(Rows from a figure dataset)
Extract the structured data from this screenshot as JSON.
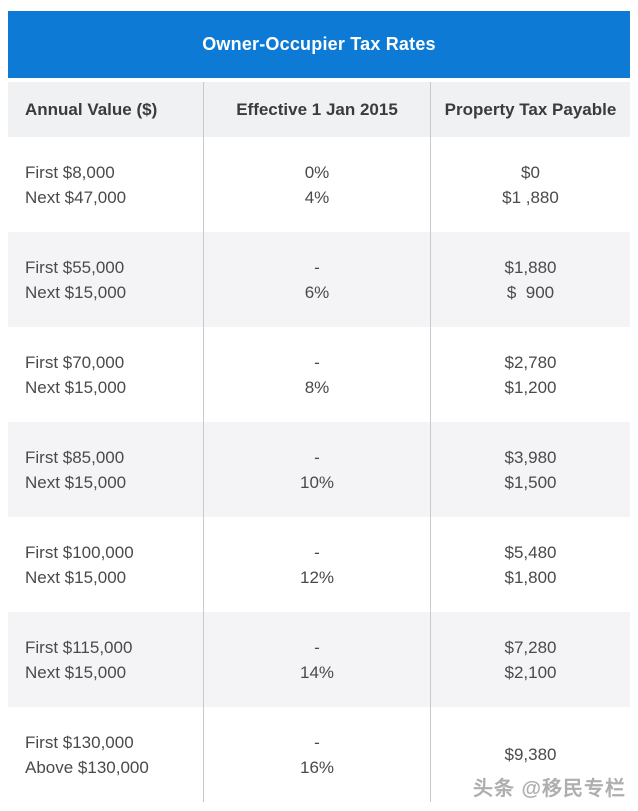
{
  "banner": {
    "title": "Owner-Occupier Tax Rates",
    "background_color": "#0d7bd6",
    "text_color": "#ffffff"
  },
  "table": {
    "columns": [
      "Annual Value ($)",
      "Effective 1 Jan 2015",
      "Property Tax Payable"
    ],
    "header_background": "#f0f1f3",
    "zebra_colors": {
      "odd": "#ffffff",
      "even": "#f4f4f6"
    },
    "divider_color": "#c9c9cd",
    "text_color": "#4a4a4a",
    "rows": [
      {
        "annual_value": [
          "First $8,000",
          "Next $47,000"
        ],
        "rate": [
          "0%",
          "4%"
        ],
        "tax": [
          "$0",
          "$1 ,880"
        ]
      },
      {
        "annual_value": [
          "First $55,000",
          "Next $15,000"
        ],
        "rate": [
          "-",
          "6%"
        ],
        "tax": [
          "$1,880",
          "$  900"
        ]
      },
      {
        "annual_value": [
          "First $70,000",
          "Next $15,000"
        ],
        "rate": [
          "-",
          "8%"
        ],
        "tax": [
          "$2,780",
          "$1,200"
        ]
      },
      {
        "annual_value": [
          "First $85,000",
          "Next $15,000"
        ],
        "rate": [
          "-",
          "10%"
        ],
        "tax": [
          "$3,980",
          "$1,500"
        ]
      },
      {
        "annual_value": [
          "First $100,000",
          "Next $15,000"
        ],
        "rate": [
          "-",
          "12%"
        ],
        "tax": [
          "$5,480",
          "$1,800"
        ]
      },
      {
        "annual_value": [
          "First $115,000",
          "Next $15,000"
        ],
        "rate": [
          "-",
          "14%"
        ],
        "tax": [
          "$7,280",
          "$2,100"
        ]
      },
      {
        "annual_value": [
          "First $130,000",
          "Above $130,000"
        ],
        "rate": [
          "-",
          "16%"
        ],
        "tax": [
          "$9,380",
          ""
        ]
      }
    ]
  },
  "watermark": {
    "text": "头条 @移民专栏",
    "color": "#a6a6a6"
  }
}
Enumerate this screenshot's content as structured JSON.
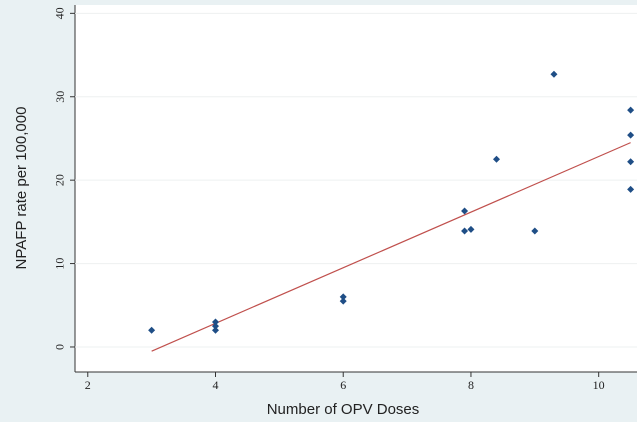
{
  "chart_data": {
    "type": "scatter",
    "x_label": "Number of OPV Doses",
    "y_label": "NPAFP rate per 100,000",
    "series": [
      {
        "color": "#1f4e86",
        "x": [
          3,
          4,
          4,
          4,
          6,
          6,
          7.9,
          7.9,
          8,
          8.4,
          9,
          9.3,
          10.5,
          10.5,
          10.5,
          10.5
        ],
        "values": [
          2,
          3,
          2.5,
          2,
          6,
          5.5,
          16.3,
          13.9,
          14.1,
          22.5,
          13.9,
          32.7,
          28.4,
          25.4,
          22.2,
          18.9
        ]
      }
    ],
    "fit_line": {
      "color": "#c0504d",
      "x": [
        3,
        10.5
      ],
      "y": [
        -0.5,
        24.5
      ]
    },
    "xlim": [
      1.8,
      10.6
    ],
    "xticks": [
      2,
      4,
      6,
      8,
      10
    ],
    "ylim": [
      -3,
      41
    ],
    "yticks": [
      0,
      10,
      20,
      30,
      40
    ],
    "grid": true
  }
}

## REQUIRED WORK
Exclude all pictures and reproduce exactly the lines from the one containing "Enumerate this screenshot's" through the final line of the entries above.

## OUTPUT OF THE TASK
Enumerate this screenshot's content as structured JSON.
{
  "chart_data": {
    "type": "scatter",
    "x_label": "Number of OPV Doses",
    "y_label": "NPAFP rate per 100,000",
    "series": [
      {
        "color": "#1f4e86",
        "x": [
          3,
          4,
          4,
          4,
          6,
          6,
          7.9,
          7.9,
          8,
          8.4,
          9,
          9.3,
          10.5,
          10.5,
          10.5,
          10.5
        ],
        "values": [
          2,
          3,
          2.5,
          2,
          6,
          5.5,
          16.3,
          13.9,
          14.1,
          22.5,
          13.9,
          32.7,
          28.4,
          25.4,
          22.2,
          18.9
        ]
      }
    ],
    "fit_line": {
      "color": "#c0504d",
      "x": [
        3,
        10.5
      ],
      "y": [
        -0.5,
        24.5
      ]
    },
    "xlim": [
      1.8,
      10.6
    ],
    "xticks": [
      2,
      4,
      6,
      8,
      10
    ],
    "ylim": [
      -3,
      41
    ],
    "yticks": [
      0,
      10,
      20,
      30,
      40
    ],
    "grid": true
  }
}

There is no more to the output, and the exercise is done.